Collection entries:
^^^^

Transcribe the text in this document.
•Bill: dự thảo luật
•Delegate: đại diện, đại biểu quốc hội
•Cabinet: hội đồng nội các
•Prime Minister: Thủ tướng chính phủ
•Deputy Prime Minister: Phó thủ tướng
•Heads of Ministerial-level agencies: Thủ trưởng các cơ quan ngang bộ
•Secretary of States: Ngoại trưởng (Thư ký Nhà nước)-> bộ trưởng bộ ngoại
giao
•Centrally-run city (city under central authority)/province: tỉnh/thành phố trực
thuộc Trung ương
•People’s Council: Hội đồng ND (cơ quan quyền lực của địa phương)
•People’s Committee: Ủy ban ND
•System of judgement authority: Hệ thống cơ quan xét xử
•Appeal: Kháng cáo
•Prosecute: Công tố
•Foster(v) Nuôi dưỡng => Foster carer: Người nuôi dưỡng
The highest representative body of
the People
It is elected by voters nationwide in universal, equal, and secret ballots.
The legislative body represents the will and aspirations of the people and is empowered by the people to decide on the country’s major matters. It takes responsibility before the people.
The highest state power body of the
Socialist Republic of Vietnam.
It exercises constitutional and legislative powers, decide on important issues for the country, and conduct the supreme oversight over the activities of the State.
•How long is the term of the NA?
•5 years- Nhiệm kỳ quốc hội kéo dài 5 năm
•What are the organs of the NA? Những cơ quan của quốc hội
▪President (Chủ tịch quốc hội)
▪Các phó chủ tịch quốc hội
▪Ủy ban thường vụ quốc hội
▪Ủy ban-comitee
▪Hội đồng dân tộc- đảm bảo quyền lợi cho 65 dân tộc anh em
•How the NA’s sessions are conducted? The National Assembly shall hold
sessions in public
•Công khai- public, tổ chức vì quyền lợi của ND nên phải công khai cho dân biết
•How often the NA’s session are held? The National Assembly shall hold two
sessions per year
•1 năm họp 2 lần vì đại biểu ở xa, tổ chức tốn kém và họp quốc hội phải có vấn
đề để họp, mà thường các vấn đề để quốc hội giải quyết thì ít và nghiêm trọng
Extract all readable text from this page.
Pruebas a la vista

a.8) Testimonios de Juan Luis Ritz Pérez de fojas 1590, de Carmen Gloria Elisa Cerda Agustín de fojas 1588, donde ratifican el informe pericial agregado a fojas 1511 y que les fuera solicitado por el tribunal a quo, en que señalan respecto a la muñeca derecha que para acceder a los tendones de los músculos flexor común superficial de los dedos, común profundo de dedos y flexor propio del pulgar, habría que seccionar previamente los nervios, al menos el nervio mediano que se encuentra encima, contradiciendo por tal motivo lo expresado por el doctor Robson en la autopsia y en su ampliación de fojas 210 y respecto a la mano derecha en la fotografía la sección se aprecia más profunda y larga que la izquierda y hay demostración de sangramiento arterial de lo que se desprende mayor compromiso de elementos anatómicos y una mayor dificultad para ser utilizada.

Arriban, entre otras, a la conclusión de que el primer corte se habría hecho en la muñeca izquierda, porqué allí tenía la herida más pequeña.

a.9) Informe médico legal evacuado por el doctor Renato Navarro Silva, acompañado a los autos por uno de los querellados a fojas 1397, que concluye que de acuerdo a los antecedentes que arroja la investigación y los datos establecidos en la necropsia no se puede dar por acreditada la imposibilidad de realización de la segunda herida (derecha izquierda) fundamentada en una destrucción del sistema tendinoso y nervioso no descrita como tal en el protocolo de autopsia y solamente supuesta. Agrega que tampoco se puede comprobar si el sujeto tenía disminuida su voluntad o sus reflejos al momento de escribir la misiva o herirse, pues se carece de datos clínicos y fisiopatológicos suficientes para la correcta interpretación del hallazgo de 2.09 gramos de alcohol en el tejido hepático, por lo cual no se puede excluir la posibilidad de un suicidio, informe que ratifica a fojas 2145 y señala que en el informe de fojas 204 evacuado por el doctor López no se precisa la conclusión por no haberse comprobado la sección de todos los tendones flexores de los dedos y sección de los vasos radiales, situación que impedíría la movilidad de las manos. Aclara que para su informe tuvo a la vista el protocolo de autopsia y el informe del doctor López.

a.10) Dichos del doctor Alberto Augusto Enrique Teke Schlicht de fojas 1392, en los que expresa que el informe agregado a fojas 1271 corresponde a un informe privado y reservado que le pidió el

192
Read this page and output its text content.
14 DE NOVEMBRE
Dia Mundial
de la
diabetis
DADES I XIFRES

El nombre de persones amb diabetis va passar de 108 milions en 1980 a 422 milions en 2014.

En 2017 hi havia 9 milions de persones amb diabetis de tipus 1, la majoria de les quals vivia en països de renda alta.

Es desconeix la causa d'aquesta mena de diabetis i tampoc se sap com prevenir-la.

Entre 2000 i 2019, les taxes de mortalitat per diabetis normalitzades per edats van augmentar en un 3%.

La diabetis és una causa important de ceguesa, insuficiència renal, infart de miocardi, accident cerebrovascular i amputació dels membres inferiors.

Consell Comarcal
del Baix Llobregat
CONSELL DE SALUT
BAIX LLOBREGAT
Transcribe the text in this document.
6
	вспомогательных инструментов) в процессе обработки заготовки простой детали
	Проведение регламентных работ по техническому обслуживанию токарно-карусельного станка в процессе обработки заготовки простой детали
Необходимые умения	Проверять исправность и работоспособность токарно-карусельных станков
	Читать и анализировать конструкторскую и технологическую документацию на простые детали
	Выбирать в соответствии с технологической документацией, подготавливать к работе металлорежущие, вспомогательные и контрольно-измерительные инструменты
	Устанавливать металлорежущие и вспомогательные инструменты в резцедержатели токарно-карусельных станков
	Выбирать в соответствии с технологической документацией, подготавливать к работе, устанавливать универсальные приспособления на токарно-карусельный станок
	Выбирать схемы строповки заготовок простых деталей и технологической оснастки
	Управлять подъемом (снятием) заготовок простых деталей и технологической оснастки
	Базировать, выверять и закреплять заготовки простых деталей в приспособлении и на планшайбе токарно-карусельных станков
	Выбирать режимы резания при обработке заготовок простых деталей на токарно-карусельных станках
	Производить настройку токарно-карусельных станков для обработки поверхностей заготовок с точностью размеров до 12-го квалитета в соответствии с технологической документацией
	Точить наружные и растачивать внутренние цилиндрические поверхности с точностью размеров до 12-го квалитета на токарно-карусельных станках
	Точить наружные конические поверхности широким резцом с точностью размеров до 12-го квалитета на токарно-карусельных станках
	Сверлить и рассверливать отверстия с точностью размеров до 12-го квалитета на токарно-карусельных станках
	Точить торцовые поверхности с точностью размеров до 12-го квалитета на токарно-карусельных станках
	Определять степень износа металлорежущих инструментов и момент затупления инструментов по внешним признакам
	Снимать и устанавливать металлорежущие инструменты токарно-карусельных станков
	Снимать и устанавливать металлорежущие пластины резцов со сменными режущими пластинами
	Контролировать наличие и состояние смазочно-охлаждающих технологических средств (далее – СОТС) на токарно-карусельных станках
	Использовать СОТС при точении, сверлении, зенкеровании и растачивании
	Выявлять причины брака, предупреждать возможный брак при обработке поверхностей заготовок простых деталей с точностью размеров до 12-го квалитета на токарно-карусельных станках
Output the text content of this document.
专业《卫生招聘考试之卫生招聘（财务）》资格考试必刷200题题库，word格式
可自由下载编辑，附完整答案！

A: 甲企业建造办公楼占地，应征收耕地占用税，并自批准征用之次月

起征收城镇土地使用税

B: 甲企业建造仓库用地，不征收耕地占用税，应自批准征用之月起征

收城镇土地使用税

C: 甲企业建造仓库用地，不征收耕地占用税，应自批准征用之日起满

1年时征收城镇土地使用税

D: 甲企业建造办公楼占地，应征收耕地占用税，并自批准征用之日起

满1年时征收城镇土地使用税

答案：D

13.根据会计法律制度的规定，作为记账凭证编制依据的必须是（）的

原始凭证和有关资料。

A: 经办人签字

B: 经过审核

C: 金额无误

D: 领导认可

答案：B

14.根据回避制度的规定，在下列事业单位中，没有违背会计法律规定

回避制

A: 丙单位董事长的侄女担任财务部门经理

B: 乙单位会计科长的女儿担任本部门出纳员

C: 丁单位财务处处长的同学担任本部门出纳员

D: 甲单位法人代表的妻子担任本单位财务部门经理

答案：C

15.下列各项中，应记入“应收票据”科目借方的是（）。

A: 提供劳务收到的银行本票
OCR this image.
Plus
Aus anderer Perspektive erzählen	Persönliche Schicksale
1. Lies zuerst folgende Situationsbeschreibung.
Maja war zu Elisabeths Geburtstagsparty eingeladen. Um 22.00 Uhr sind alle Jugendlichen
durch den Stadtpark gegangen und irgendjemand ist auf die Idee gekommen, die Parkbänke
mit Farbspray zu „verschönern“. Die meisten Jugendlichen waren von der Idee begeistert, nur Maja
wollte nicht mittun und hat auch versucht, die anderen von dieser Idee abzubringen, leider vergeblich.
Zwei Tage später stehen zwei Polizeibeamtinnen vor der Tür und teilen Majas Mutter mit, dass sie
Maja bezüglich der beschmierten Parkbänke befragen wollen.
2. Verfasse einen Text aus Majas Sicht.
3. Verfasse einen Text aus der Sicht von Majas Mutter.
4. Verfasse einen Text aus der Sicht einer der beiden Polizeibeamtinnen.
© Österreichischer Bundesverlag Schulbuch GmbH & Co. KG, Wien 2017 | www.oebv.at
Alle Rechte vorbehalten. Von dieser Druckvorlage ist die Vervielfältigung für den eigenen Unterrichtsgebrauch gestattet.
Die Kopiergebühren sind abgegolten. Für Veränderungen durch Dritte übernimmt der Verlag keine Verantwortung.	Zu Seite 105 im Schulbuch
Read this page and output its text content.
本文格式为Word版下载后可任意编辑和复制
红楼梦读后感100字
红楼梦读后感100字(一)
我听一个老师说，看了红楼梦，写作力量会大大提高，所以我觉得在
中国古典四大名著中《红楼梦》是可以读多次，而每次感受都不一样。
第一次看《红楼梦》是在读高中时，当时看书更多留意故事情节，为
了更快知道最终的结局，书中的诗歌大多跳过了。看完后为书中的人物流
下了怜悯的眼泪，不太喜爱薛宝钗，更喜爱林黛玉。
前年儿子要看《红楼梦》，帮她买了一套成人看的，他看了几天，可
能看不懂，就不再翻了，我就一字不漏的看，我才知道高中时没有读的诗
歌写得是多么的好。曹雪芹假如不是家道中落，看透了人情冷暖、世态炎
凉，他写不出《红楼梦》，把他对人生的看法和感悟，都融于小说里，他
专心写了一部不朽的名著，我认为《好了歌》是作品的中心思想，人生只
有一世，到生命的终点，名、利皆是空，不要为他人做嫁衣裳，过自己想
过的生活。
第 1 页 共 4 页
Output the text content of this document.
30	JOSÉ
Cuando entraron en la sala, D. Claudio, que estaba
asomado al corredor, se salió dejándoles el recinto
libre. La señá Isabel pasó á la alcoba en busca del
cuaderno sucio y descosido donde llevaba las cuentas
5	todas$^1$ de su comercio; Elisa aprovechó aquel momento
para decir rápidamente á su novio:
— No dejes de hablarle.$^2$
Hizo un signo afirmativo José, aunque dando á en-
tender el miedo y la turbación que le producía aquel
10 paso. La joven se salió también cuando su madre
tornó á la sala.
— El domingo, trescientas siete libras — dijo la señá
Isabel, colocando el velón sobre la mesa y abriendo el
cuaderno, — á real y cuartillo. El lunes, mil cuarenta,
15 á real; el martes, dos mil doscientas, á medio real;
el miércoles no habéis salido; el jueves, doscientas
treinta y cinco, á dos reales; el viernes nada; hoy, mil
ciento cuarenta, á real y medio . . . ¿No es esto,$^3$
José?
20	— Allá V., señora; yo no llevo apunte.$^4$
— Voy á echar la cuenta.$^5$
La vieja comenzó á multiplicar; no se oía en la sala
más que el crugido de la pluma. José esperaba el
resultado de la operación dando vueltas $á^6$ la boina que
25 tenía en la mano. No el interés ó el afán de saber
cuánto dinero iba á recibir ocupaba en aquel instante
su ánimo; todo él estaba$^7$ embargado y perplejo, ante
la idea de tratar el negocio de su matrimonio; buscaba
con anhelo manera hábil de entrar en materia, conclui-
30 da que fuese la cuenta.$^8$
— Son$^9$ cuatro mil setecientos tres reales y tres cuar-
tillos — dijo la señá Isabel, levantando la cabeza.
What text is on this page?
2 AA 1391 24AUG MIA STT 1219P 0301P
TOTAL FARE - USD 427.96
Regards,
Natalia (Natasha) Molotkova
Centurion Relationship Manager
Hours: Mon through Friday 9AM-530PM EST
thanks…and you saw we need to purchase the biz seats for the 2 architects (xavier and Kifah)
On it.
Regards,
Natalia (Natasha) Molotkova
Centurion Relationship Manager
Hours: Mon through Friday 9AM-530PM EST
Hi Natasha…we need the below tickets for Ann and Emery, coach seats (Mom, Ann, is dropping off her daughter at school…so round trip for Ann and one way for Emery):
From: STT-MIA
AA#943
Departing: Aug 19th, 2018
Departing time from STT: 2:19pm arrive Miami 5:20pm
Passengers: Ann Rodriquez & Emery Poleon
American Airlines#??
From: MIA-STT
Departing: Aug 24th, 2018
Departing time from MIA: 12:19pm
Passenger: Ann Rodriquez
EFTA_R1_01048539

^^^^

What is asked:
Figure out how many lines of the data above include "tướng", then give the number and nothing more.

Answer below:
2